═════ DATA ROWS

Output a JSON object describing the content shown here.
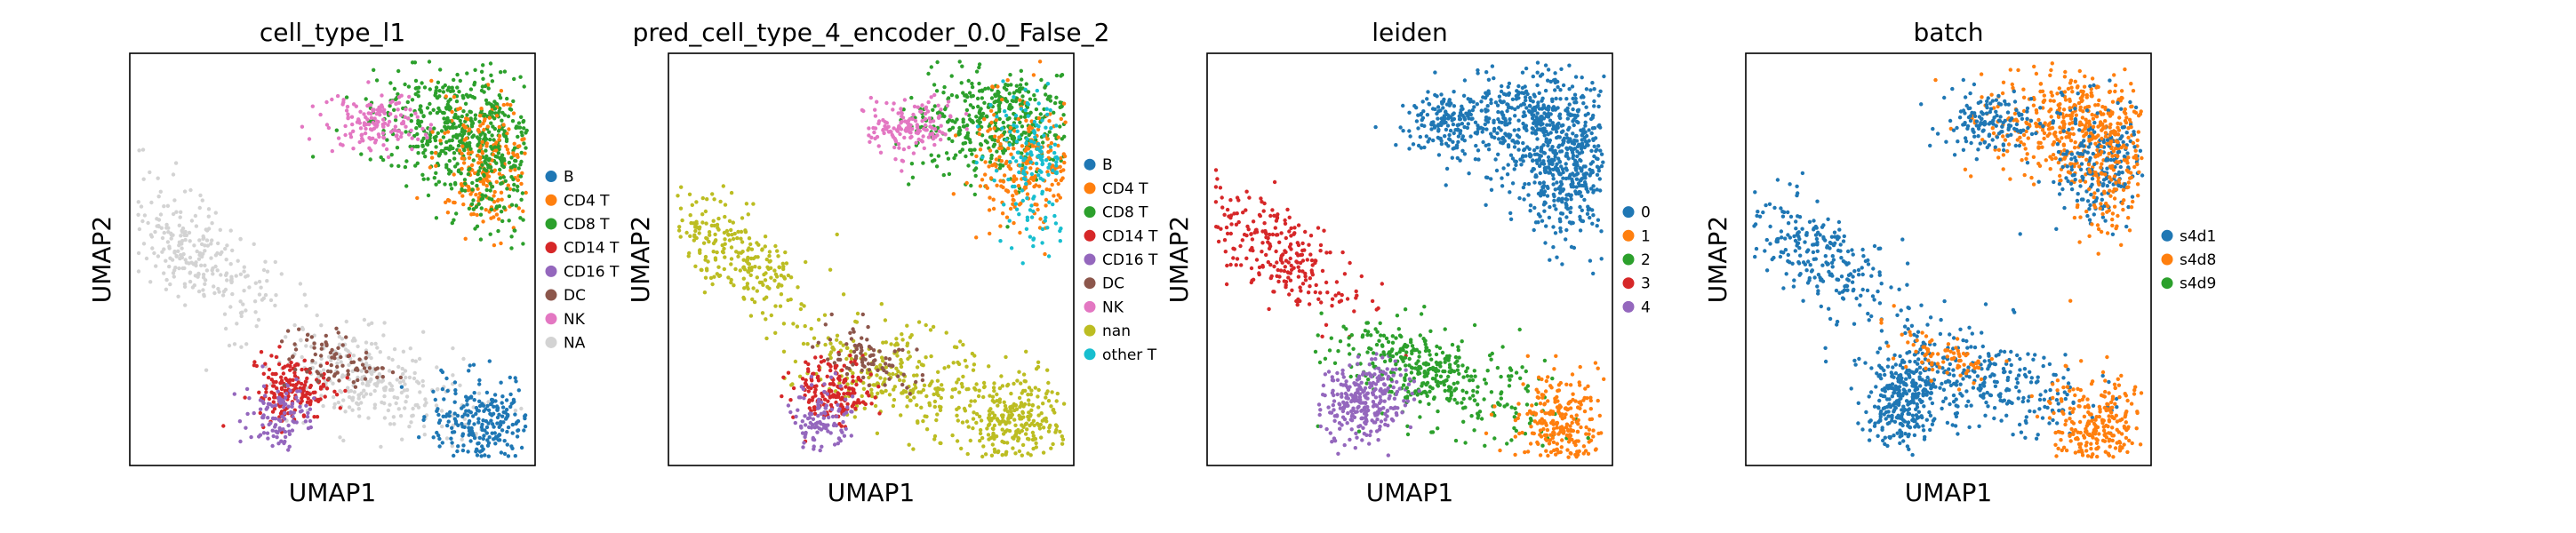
{
  "chart_data": [
    {
      "type": "scatter",
      "title": "cell_type_l1",
      "xlabel": "UMAP1",
      "ylabel": "UMAP2",
      "legend_placement": "right",
      "legend": [
        {
          "label": "B",
          "color": "#1f77b4"
        },
        {
          "label": "CD4 T",
          "color": "#ff7f0e"
        },
        {
          "label": "CD8 T",
          "color": "#2ca02c"
        },
        {
          "label": "CD14 T",
          "color": "#d62728"
        },
        {
          "label": "CD16 T",
          "color": "#9467bd"
        },
        {
          "label": "DC",
          "color": "#8c564b"
        },
        {
          "label": "NK",
          "color": "#e377c2"
        },
        {
          "label": "NA",
          "color": "#d3d3d3"
        }
      ]
    },
    {
      "type": "scatter",
      "title": "pred_cell_type_4_encoder_0.0_False_2",
      "xlabel": "UMAP1",
      "ylabel": "UMAP2",
      "legend_placement": "right",
      "legend": [
        {
          "label": "B",
          "color": "#1f77b4"
        },
        {
          "label": "CD4 T",
          "color": "#ff7f0e"
        },
        {
          "label": "CD8 T",
          "color": "#2ca02c"
        },
        {
          "label": "CD14 T",
          "color": "#d62728"
        },
        {
          "label": "CD16 T",
          "color": "#9467bd"
        },
        {
          "label": "DC",
          "color": "#8c564b"
        },
        {
          "label": "NK",
          "color": "#e377c2"
        },
        {
          "label": "nan",
          "color": "#bcbd22"
        },
        {
          "label": "other T",
          "color": "#17becf"
        }
      ]
    },
    {
      "type": "scatter",
      "title": "leiden",
      "xlabel": "UMAP1",
      "ylabel": "UMAP2",
      "legend_placement": "right",
      "legend": [
        {
          "label": "0",
          "color": "#1f77b4"
        },
        {
          "label": "1",
          "color": "#ff7f0e"
        },
        {
          "label": "2",
          "color": "#2ca02c"
        },
        {
          "label": "3",
          "color": "#d62728"
        },
        {
          "label": "4",
          "color": "#9467bd"
        }
      ]
    },
    {
      "type": "scatter",
      "title": "batch",
      "xlabel": "UMAP1",
      "ylabel": "UMAP2",
      "legend_placement": "right",
      "legend": [
        {
          "label": "s4d1",
          "color": "#1f77b4"
        },
        {
          "label": "s4d8",
          "color": "#ff7f0e"
        },
        {
          "label": "s4d9",
          "color": "#2ca02c"
        }
      ]
    }
  ]
}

══════════

Go through the material above and print all of it exactly, except the pictures.

Output a JSON object describing the content shown here.
{
  "chart_data": [
    {
      "type": "scatter",
      "title": "cell_type_l1",
      "xlabel": "UMAP1",
      "ylabel": "UMAP2",
      "legend_placement": "right",
      "legend": [
        {
          "label": "B",
          "color": "#1f77b4"
        },
        {
          "label": "CD4 T",
          "color": "#ff7f0e"
        },
        {
          "label": "CD8 T",
          "color": "#2ca02c"
        },
        {
          "label": "CD14 T",
          "color": "#d62728"
        },
        {
          "label": "CD16 T",
          "color": "#9467bd"
        },
        {
          "label": "DC",
          "color": "#8c564b"
        },
        {
          "label": "NK",
          "color": "#e377c2"
        },
        {
          "label": "NA",
          "color": "#d3d3d3"
        }
      ]
    },
    {
      "type": "scatter",
      "title": "pred_cell_type_4_encoder_0.0_False_2",
      "xlabel": "UMAP1",
      "ylabel": "UMAP2",
      "legend_placement": "right",
      "legend": [
        {
          "label": "B",
          "color": "#1f77b4"
        },
        {
          "label": "CD4 T",
          "color": "#ff7f0e"
        },
        {
          "label": "CD8 T",
          "color": "#2ca02c"
        },
        {
          "label": "CD14 T",
          "color": "#d62728"
        },
        {
          "label": "CD16 T",
          "color": "#9467bd"
        },
        {
          "label": "DC",
          "color": "#8c564b"
        },
        {
          "label": "NK",
          "color": "#e377c2"
        },
        {
          "label": "nan",
          "color": "#bcbd22"
        },
        {
          "label": "other T",
          "color": "#17becf"
        }
      ]
    },
    {
      "type": "scatter",
      "title": "leiden",
      "xlabel": "UMAP1",
      "ylabel": "UMAP2",
      "legend_placement": "right",
      "legend": [
        {
          "label": "0",
          "color": "#1f77b4"
        },
        {
          "label": "1",
          "color": "#ff7f0e"
        },
        {
          "label": "2",
          "color": "#2ca02c"
        },
        {
          "label": "3",
          "color": "#d62728"
        },
        {
          "label": "4",
          "color": "#9467bd"
        }
      ]
    },
    {
      "type": "scatter",
      "title": "batch",
      "xlabel": "UMAP1",
      "ylabel": "UMAP2",
      "legend_placement": "right",
      "legend": [
        {
          "label": "s4d1",
          "color": "#1f77b4"
        },
        {
          "label": "s4d8",
          "color": "#ff7f0e"
        },
        {
          "label": "s4d9",
          "color": "#2ca02c"
        }
      ]
    }
  ]
}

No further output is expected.